Required work -
Your task is to print all of the data word for word.

Records supplied -
--------
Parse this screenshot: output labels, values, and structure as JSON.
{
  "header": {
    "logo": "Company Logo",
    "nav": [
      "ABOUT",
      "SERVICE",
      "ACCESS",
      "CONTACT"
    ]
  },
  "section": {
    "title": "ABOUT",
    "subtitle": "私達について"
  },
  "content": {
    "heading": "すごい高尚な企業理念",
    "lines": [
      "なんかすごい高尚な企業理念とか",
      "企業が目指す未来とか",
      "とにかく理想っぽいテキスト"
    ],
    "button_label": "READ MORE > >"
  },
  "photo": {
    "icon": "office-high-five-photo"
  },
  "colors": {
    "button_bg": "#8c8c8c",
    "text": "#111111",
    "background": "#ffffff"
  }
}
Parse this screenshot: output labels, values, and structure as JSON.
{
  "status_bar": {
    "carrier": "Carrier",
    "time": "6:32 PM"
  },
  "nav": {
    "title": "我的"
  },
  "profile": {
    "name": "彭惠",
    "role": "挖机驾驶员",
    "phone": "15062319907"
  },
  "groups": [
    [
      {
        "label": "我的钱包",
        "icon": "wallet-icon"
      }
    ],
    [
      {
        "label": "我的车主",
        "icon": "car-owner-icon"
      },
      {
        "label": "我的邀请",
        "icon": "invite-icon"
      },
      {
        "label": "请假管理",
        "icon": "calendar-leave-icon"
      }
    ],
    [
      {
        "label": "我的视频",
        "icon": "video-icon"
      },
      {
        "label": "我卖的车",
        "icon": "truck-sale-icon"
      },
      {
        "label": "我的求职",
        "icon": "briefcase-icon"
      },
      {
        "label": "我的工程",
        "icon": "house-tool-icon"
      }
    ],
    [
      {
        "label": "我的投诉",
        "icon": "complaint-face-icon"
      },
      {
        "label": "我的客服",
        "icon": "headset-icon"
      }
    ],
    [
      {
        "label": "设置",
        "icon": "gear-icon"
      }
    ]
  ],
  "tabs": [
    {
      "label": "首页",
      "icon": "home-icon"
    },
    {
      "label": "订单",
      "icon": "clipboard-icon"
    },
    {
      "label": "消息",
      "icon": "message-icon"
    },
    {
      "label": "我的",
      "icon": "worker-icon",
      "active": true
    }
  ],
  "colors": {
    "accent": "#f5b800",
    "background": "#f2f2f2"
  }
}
--------
Worked solution -
Parse this screenshot: output labels, values, and structure as JSON.
{
  "header": {
    "logo": "Company Logo",
    "nav": [
      "ABOUT",
      "SERVICE",
      "ACCESS",
      "CONTACT"
    ]
  },
  "section": {
    "title": "ABOUT",
    "subtitle": "私達について"
  },
  "content": {
    "heading": "すごい高尚な企業理念",
    "lines": [
      "なんかすごい高尚な企業理念とか",
      "企業が目指す未来とか",
      "とにかく理想っぽいテキスト"
    ],
    "button_label": "READ MORE > >"
  },
  "photo": {
    "icon": "office-high-five-photo"
  },
  "colors": {
    "button_bg": "#8c8c8c",
    "text": "#111111",
    "background": "#ffffff"
  }
}
Parse this screenshot: output labels, values, and structure as JSON.
{
  "status_bar": {
    "carrier": "Carrier",
    "time": "6:32 PM"
  },
  "nav": {
    "title": "我的"
  },
  "profile": {
    "name": "彭惠",
    "role": "挖机驾驶员",
    "phone": "15062319907"
  },
  "groups": [
    [
      {
        "label": "我的钱包",
        "icon": "wallet-icon"
      }
    ],
    [
      {
        "label": "我的车主",
        "icon": "car-owner-icon"
      },
      {
        "label": "我的邀请",
        "icon": "invite-icon"
      },
      {
        "label": "请假管理",
        "icon": "calendar-leave-icon"
      }
    ],
    [
      {
        "label": "我的视频",
        "icon": "video-icon"
      },
      {
        "label": "我卖的车",
        "icon": "truck-sale-icon"
      },
      {
        "label": "我的求职",
        "icon": "briefcase-icon"
      },
      {
        "label": "我的工程",
        "icon": "house-tool-icon"
      }
    ],
    [
      {
        "label": "我的投诉",
        "icon": "complaint-face-icon"
      },
      {
        "label": "我的客服",
        "icon": "headset-icon"
      }
    ],
    [
      {
        "label": "设置",
        "icon": "gear-icon"
      }
    ]
  ],
  "tabs": [
    {
      "label": "首页",
      "icon": "home-icon"
    },
    {
      "label": "订单",
      "icon": "clipboard-icon"
    },
    {
      "label": "消息",
      "icon": "message-icon"
    },
    {
      "label": "我的",
      "icon": "worker-icon",
      "active": true
    }
  ],
  "colors": {
    "accent": "#f5b800",
    "background": "#f2f2f2"
  }
}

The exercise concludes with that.